What the task asks:
Write out the entries verbatim and leave the images out of the copy.

Dataset:
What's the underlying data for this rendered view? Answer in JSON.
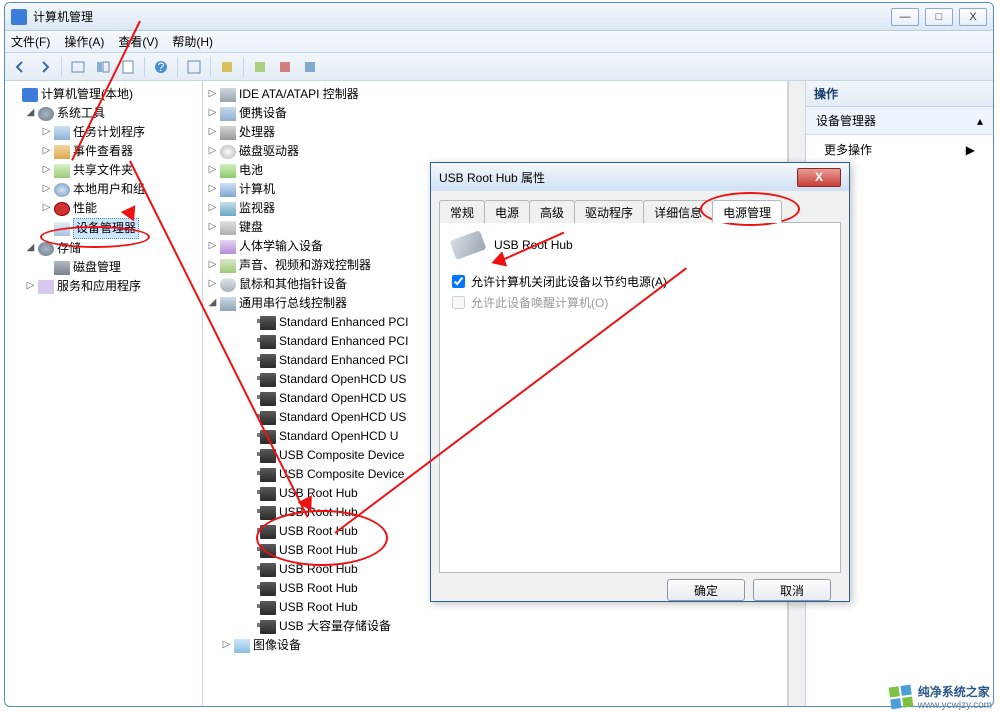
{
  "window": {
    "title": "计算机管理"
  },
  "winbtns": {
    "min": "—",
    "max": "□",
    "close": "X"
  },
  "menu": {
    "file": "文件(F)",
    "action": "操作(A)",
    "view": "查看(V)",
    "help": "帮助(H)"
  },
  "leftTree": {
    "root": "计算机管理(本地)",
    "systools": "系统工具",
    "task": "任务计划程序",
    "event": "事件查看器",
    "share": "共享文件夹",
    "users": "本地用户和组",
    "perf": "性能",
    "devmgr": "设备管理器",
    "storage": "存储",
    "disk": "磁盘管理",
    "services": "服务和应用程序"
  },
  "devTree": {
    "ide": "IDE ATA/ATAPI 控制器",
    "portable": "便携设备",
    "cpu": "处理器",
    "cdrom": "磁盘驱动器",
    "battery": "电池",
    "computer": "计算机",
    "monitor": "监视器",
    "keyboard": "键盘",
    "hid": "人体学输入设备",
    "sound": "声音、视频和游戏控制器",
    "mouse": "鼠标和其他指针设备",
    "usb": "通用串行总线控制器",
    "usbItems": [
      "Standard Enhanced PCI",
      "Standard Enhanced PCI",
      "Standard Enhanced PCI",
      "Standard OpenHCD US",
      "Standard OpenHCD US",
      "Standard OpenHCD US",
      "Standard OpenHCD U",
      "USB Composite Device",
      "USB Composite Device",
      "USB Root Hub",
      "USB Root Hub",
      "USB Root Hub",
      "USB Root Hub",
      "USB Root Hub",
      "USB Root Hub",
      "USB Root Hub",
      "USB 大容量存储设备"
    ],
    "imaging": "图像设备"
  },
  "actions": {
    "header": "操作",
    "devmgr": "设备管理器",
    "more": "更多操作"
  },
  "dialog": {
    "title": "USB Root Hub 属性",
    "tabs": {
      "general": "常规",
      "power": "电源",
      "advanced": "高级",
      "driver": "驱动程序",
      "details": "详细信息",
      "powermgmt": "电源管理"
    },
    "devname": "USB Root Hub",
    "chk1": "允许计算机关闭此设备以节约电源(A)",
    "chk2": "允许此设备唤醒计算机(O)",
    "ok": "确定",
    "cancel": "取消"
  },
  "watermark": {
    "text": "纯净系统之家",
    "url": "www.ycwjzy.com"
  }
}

The reply:
What's the underlying data for this rendered view? Answer in JSON.
{
  "window": {
    "title": "计算机管理"
  },
  "winbtns": {
    "min": "—",
    "max": "□",
    "close": "X"
  },
  "menu": {
    "file": "文件(F)",
    "action": "操作(A)",
    "view": "查看(V)",
    "help": "帮助(H)"
  },
  "leftTree": {
    "root": "计算机管理(本地)",
    "systools": "系统工具",
    "task": "任务计划程序",
    "event": "事件查看器",
    "share": "共享文件夹",
    "users": "本地用户和组",
    "perf": "性能",
    "devmgr": "设备管理器",
    "storage": "存储",
    "disk": "磁盘管理",
    "services": "服务和应用程序"
  },
  "devTree": {
    "ide": "IDE ATA/ATAPI 控制器",
    "portable": "便携设备",
    "cpu": "处理器",
    "cdrom": "磁盘驱动器",
    "battery": "电池",
    "computer": "计算机",
    "monitor": "监视器",
    "keyboard": "键盘",
    "hid": "人体学输入设备",
    "sound": "声音、视频和游戏控制器",
    "mouse": "鼠标和其他指针设备",
    "usb": "通用串行总线控制器",
    "usbItems": [
      "Standard Enhanced PCI",
      "Standard Enhanced PCI",
      "Standard Enhanced PCI",
      "Standard OpenHCD US",
      "Standard OpenHCD US",
      "Standard OpenHCD US",
      "Standard OpenHCD U",
      "USB Composite Device",
      "USB Composite Device",
      "USB Root Hub",
      "USB Root Hub",
      "USB Root Hub",
      "USB Root Hub",
      "USB Root Hub",
      "USB Root Hub",
      "USB Root Hub",
      "USB 大容量存储设备"
    ],
    "imaging": "图像设备"
  },
  "actions": {
    "header": "操作",
    "devmgr": "设备管理器",
    "more": "更多操作"
  },
  "dialog": {
    "title": "USB Root Hub 属性",
    "tabs": {
      "general": "常规",
      "power": "电源",
      "advanced": "高级",
      "driver": "驱动程序",
      "details": "详细信息",
      "powermgmt": "电源管理"
    },
    "devname": "USB Root Hub",
    "chk1": "允许计算机关闭此设备以节约电源(A)",
    "chk2": "允许此设备唤醒计算机(O)",
    "ok": "确定",
    "cancel": "取消"
  },
  "watermark": {
    "text": "纯净系统之家",
    "url": "www.ycwjzy.com"
  }
}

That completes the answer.